The entire listing is to be repeated verbatim.

□ □ □ □

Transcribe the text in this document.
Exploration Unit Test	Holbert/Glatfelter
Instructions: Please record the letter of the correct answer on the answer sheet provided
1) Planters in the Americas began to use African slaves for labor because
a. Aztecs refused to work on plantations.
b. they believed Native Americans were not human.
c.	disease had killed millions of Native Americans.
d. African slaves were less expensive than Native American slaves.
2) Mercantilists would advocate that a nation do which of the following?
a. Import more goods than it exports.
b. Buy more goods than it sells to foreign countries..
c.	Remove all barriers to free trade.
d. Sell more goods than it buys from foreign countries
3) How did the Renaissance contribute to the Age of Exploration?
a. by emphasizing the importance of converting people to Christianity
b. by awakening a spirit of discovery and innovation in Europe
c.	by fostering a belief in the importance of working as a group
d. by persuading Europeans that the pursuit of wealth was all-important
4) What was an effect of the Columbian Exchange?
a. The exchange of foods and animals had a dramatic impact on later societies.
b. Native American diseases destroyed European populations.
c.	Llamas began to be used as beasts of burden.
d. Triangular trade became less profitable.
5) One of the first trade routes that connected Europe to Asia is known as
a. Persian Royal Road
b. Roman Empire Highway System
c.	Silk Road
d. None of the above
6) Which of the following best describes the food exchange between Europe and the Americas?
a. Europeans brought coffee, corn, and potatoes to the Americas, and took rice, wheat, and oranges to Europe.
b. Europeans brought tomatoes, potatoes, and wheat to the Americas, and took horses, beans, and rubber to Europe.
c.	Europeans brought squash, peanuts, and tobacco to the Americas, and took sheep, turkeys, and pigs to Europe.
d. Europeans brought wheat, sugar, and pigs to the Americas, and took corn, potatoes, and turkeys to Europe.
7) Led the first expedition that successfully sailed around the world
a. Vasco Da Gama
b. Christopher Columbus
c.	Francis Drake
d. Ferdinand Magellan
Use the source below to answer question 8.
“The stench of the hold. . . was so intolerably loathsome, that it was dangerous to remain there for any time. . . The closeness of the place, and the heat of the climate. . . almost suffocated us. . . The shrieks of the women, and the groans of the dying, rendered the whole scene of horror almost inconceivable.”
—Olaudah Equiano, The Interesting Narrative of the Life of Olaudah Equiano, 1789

□ □ □ □

Result:
Transcribe the text in this document.
Exploration Unit Test	Holbert/Glatfelter
Instructions: Please record the letter of the correct answer on the answer sheet provided
1) Planters in the Americas began to use African slaves for labor because
a. Aztecs refused to work on plantations.
b. they believed Native Americans were not human.
c.	disease had killed millions of Native Americans.
d. African slaves were less expensive than Native American slaves.
2) Mercantilists would advocate that a nation do which of the following?
a. Import more goods than it exports.
b. Buy more goods than it sells to foreign countries..
c.	Remove all barriers to free trade.
d. Sell more goods than it buys from foreign countries
3) How did the Renaissance contribute to the Age of Exploration?
a. by emphasizing the importance of converting people to Christianity
b. by awakening a spirit of discovery and innovation in Europe
c.	by fostering a belief in the importance of working as a group
d. by persuading Europeans that the pursuit of wealth was all-important
4) What was an effect of the Columbian Exchange?
a. The exchange of foods and animals had a dramatic impact on later societies.
b. Native American diseases destroyed European populations.
c.	Llamas began to be used as beasts of burden.
d. Triangular trade became less profitable.
5) One of the first trade routes that connected Europe to Asia is known as
a. Persian Royal Road
b. Roman Empire Highway System
c.	Silk Road
d. None of the above
6) Which of the following best describes the food exchange between Europe and the Americas?
a. Europeans brought coffee, corn, and potatoes to the Americas, and took rice, wheat, and oranges to Europe.
b. Europeans brought tomatoes, potatoes, and wheat to the Americas, and took horses, beans, and rubber to Europe.
c.	Europeans brought squash, peanuts, and tobacco to the Americas, and took sheep, turkeys, and pigs to Europe.
d. Europeans brought wheat, sugar, and pigs to the Americas, and took corn, potatoes, and turkeys to Europe.
7) Led the first expedition that successfully sailed around the world
a. Vasco Da Gama
b. Christopher Columbus
c.	Francis Drake
d. Ferdinand Magellan
Use the source below to answer question 8.
“The stench of the hold. . . was so intolerably loathsome, that it was dangerous to remain there for any time. . . The closeness of the place, and the heat of the climate. . . almost suffocated us. . . The shrieks of the women, and the groans of the dying, rendered the whole scene of horror almost inconceivable.”
—Olaudah Equiano, The Interesting Narrative of the Life of Olaudah Equiano, 1789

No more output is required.